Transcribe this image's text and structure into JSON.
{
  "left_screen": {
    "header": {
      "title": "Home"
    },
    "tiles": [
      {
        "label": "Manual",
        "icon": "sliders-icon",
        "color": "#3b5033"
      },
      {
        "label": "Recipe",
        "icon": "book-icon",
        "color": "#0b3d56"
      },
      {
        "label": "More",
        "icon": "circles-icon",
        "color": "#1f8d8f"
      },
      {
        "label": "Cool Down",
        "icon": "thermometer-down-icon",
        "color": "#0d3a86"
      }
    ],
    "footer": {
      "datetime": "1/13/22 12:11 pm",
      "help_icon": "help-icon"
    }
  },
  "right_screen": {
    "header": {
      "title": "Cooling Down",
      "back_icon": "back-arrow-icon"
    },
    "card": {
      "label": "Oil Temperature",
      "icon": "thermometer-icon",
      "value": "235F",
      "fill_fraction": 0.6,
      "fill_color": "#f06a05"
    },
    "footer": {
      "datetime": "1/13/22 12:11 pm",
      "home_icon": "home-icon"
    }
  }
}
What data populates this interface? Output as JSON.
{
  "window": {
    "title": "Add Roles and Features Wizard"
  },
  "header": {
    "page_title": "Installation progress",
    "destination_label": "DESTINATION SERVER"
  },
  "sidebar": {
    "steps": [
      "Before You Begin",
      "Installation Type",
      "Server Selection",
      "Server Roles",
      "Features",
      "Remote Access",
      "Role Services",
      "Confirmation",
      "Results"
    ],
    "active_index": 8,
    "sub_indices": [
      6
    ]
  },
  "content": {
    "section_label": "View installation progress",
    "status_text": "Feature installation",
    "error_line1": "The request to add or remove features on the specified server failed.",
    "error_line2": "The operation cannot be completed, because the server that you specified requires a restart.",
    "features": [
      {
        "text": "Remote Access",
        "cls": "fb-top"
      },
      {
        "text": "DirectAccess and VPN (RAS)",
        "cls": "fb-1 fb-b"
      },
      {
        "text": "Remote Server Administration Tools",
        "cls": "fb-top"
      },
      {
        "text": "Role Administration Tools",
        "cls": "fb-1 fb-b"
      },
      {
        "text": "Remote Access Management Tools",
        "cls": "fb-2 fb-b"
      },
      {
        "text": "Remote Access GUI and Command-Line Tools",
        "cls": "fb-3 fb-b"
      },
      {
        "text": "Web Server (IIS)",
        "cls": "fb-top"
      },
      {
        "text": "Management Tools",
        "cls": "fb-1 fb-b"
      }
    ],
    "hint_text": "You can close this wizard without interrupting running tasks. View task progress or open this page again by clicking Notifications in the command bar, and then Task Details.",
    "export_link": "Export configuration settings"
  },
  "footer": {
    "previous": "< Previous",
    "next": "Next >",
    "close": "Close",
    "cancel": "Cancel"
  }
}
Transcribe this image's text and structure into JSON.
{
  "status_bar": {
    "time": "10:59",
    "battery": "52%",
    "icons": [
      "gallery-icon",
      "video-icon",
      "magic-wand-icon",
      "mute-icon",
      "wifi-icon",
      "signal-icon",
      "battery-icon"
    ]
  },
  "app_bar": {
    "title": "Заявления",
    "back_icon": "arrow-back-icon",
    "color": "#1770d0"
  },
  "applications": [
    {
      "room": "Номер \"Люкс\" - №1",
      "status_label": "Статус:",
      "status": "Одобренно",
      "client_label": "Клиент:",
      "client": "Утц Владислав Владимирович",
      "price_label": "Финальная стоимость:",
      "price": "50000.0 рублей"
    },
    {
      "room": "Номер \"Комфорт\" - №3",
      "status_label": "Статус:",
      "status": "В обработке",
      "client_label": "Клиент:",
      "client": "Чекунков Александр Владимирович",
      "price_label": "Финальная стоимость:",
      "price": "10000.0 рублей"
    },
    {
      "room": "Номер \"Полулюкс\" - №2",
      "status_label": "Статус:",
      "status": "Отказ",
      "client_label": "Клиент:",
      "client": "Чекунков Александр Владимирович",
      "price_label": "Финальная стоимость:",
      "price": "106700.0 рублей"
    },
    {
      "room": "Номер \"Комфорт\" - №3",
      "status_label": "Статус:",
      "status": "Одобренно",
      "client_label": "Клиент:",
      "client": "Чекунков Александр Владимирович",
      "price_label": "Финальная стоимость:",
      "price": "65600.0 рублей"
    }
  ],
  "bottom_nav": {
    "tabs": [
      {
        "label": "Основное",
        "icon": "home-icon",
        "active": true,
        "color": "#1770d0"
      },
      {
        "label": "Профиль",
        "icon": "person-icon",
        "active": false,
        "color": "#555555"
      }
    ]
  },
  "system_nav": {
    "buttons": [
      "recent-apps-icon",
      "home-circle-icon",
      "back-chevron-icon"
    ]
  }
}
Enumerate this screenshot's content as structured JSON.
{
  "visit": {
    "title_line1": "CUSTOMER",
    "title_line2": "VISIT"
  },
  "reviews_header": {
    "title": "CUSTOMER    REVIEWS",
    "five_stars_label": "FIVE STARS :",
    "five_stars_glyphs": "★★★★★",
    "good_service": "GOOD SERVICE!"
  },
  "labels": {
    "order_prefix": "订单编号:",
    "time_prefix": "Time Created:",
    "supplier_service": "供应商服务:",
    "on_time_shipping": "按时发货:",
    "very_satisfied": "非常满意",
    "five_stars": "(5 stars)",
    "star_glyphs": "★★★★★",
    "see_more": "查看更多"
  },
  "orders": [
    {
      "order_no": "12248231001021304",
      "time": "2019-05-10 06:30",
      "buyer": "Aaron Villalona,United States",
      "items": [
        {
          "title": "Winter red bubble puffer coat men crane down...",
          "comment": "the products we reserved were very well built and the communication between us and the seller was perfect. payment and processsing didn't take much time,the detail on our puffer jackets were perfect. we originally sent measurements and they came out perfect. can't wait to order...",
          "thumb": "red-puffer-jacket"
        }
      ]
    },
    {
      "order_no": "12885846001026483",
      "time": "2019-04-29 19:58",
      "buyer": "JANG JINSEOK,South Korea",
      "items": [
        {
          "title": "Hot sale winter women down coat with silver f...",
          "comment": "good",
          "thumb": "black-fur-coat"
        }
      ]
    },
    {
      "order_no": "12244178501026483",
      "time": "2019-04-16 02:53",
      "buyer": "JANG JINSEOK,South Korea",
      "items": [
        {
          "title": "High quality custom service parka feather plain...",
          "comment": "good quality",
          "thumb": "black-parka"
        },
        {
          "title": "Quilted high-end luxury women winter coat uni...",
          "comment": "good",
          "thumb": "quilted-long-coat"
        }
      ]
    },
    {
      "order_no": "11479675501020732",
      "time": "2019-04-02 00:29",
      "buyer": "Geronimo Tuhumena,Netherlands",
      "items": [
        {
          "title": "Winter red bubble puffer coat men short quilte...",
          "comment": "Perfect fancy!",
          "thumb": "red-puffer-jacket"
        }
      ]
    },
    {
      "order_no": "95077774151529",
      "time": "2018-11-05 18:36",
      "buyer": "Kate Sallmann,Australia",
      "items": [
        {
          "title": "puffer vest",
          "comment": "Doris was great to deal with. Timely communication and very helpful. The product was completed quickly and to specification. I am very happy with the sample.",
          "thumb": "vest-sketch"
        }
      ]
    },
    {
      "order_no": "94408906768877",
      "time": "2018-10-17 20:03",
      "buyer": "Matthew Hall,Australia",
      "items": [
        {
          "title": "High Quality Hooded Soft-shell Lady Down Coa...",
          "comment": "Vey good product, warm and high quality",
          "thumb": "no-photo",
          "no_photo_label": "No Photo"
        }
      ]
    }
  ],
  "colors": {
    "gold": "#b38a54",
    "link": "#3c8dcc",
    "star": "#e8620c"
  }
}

########################################

WHAT YOU SHOULD DO — Please restate the data word for word, every record included.

RIGHT ANSWER —
Transcribe this image's text and structure into JSON.
{
  "left_screen": {
    "header": {
      "title": "Home"
    },
    "tiles": [
      {
        "label": "Manual",
        "icon": "sliders-icon",
        "color": "#3b5033"
      },
      {
        "label": "Recipe",
        "icon": "book-icon",
        "color": "#0b3d56"
      },
      {
        "label": "More",
        "icon": "circles-icon",
        "color": "#1f8d8f"
      },
      {
        "label": "Cool Down",
        "icon": "thermometer-down-icon",
        "color": "#0d3a86"
      }
    ],
    "footer": {
      "datetime": "1/13/22 12:11 pm",
      "help_icon": "help-icon"
    }
  },
  "right_screen": {
    "header": {
      "title": "Cooling Down",
      "back_icon": "back-arrow-icon"
    },
    "card": {
      "label": "Oil Temperature",
      "icon": "thermometer-icon",
      "value": "235F",
      "fill_fraction": 0.6,
      "fill_color": "#f06a05"
    },
    "footer": {
      "datetime": "1/13/22 12:11 pm",
      "home_icon": "home-icon"
    }
  }
}
What data populates this interface? Output as JSON.
{
  "window": {
    "title": "Add Roles and Features Wizard"
  },
  "header": {
    "page_title": "Installation progress",
    "destination_label": "DESTINATION SERVER"
  },
  "sidebar": {
    "steps": [
      "Before You Begin",
      "Installation Type",
      "Server Selection",
      "Server Roles",
      "Features",
      "Remote Access",
      "Role Services",
      "Confirmation",
      "Results"
    ],
    "active_index": 8,
    "sub_indices": [
      6
    ]
  },
  "content": {
    "section_label": "View installation progress",
    "status_text": "Feature installation",
    "error_line1": "The request to add or remove features on the specified server failed.",
    "error_line2": "The operation cannot be completed, because the server that you specified requires a restart.",
    "features": [
      {
        "text": "Remote Access",
        "cls": "fb-top"
      },
      {
        "text": "DirectAccess and VPN (RAS)",
        "cls": "fb-1 fb-b"
      },
      {
        "text": "Remote Server Administration Tools",
        "cls": "fb-top"
      },
      {
        "text": "Role Administration Tools",
        "cls": "fb-1 fb-b"
      },
      {
        "text": "Remote Access Management Tools",
        "cls": "fb-2 fb-b"
      },
      {
        "text": "Remote Access GUI and Command-Line Tools",
        "cls": "fb-3 fb-b"
      },
      {
        "text": "Web Server (IIS)",
        "cls": "fb-top"
      },
      {
        "text": "Management Tools",
        "cls": "fb-1 fb-b"
      }
    ],
    "hint_text": "You can close this wizard without interrupting running tasks. View task progress or open this page again by clicking Notifications in the command bar, and then Task Details.",
    "export_link": "Export configuration settings"
  },
  "footer": {
    "previous": "< Previous",
    "next": "Next >",
    "close": "Close",
    "cancel": "Cancel"
  }
}
Transcribe this image's text and structure into JSON.
{
  "status_bar": {
    "time": "10:59",
    "battery": "52%",
    "icons": [
      "gallery-icon",
      "video-icon",
      "magic-wand-icon",
      "mute-icon",
      "wifi-icon",
      "signal-icon",
      "battery-icon"
    ]
  },
  "app_bar": {
    "title": "Заявления",
    "back_icon": "arrow-back-icon",
    "color": "#1770d0"
  },
  "applications": [
    {
      "room": "Номер \"Люкс\" - №1",
      "status_label": "Статус:",
      "status": "Одобренно",
      "client_label": "Клиент:",
      "client": "Утц Владислав Владимирович",
      "price_label": "Финальная стоимость:",
      "price": "50000.0 рублей"
    },
    {
      "room": "Номер \"Комфорт\" - №3",
      "status_label": "Статус:",
      "status": "В обработке",
      "client_label": "Клиент:",
      "client": "Чекунков Александр Владимирович",
      "price_label": "Финальная стоимость:",
      "price": "10000.0 рублей"
    },
    {
      "room": "Номер \"Полулюкс\" - №2",
      "status_label": "Статус:",
      "status": "Отказ",
      "client_label": "Клиент:",
      "client": "Чекунков Александр Владимирович",
      "price_label": "Финальная стоимость:",
      "price": "106700.0 рублей"
    },
    {
      "room": "Номер \"Комфорт\" - №3",
      "status_label": "Статус:",
      "status": "Одобренно",
      "client_label": "Клиент:",
      "client": "Чекунков Александр Владимирович",
      "price_label": "Финальная стоимость:",
      "price": "65600.0 рублей"
    }
  ],
  "bottom_nav": {
    "tabs": [
      {
        "label": "Основное",
        "icon": "home-icon",
        "active": true,
        "color": "#1770d0"
      },
      {
        "label": "Профиль",
        "icon": "person-icon",
        "active": false,
        "color": "#555555"
      }
    ]
  },
  "system_nav": {
    "buttons": [
      "recent-apps-icon",
      "home-circle-icon",
      "back-chevron-icon"
    ]
  }
}
Enumerate this screenshot's content as structured JSON.
{
  "visit": {
    "title_line1": "CUSTOMER",
    "title_line2": "VISIT"
  },
  "reviews_header": {
    "title": "CUSTOMER    REVIEWS",
    "five_stars_label": "FIVE STARS :",
    "five_stars_glyphs": "★★★★★",
    "good_service": "GOOD SERVICE!"
  },
  "labels": {
    "order_prefix": "订单编号:",
    "time_prefix": "Time Created:",
    "supplier_service": "供应商服务:",
    "on_time_shipping": "按时发货:",
    "very_satisfied": "非常满意",
    "five_stars": "(5 stars)",
    "star_glyphs": "★★★★★",
    "see_more": "查看更多"
  },
  "orders": [
    {
      "order_no": "12248231001021304",
      "time": "2019-05-10 06:30",
      "buyer": "Aaron Villalona,United States",
      "items": [
        {
          "title": "Winter red bubble puffer coat men crane down...",
          "comment": "the products we reserved were very well built and the communication between us and the seller was perfect. payment and processsing didn't take much time,the detail on our puffer jackets were perfect. we originally sent measurements and they came out perfect. can't wait to order...",
          "thumb": "red-puffer-jacket"
        }
      ]
    },
    {
      "order_no": "12885846001026483",
      "time": "2019-04-29 19:58",
      "buyer": "JANG JINSEOK,South Korea",
      "items": [
        {
          "title": "Hot sale winter women down coat with silver f...",
          "comment": "good",
          "thumb": "black-fur-coat"
        }
      ]
    },
    {
      "order_no": "12244178501026483",
      "time": "2019-04-16 02:53",
      "buyer": "JANG JINSEOK,South Korea",
      "items": [
        {
          "title": "High quality custom service parka feather plain...",
          "comment": "good quality",
          "thumb": "black-parka"
        },
        {
          "title": "Quilted high-end luxury women winter coat uni...",
          "comment": "good",
          "thumb": "quilted-long-coat"
        }
      ]
    },
    {
      "order_no": "11479675501020732",
      "time": "2019-04-02 00:29",
      "buyer": "Geronimo Tuhumena,Netherlands",
      "items": [
        {
          "title": "Winter red bubble puffer coat men short quilte...",
          "comment": "Perfect fancy!",
          "thumb": "red-puffer-jacket"
        }
      ]
    },
    {
      "order_no": "95077774151529",
      "time": "2018-11-05 18:36",
      "buyer": "Kate Sallmann,Australia",
      "items": [
        {
          "title": "puffer vest",
          "comment": "Doris was great to deal with. Timely communication and very helpful. The product was completed quickly and to specification. I am very happy with the sample.",
          "thumb": "vest-sketch"
        }
      ]
    },
    {
      "order_no": "94408906768877",
      "time": "2018-10-17 20:03",
      "buyer": "Matthew Hall,Australia",
      "items": [
        {
          "title": "High Quality Hooded Soft-shell Lady Down Coa...",
          "comment": "Vey good product, warm and high quality",
          "thumb": "no-photo",
          "no_photo_label": "No Photo"
        }
      ]
    }
  ],
  "colors": {
    "gold": "#b38a54",
    "link": "#3c8dcc",
    "star": "#e8620c"
  }
}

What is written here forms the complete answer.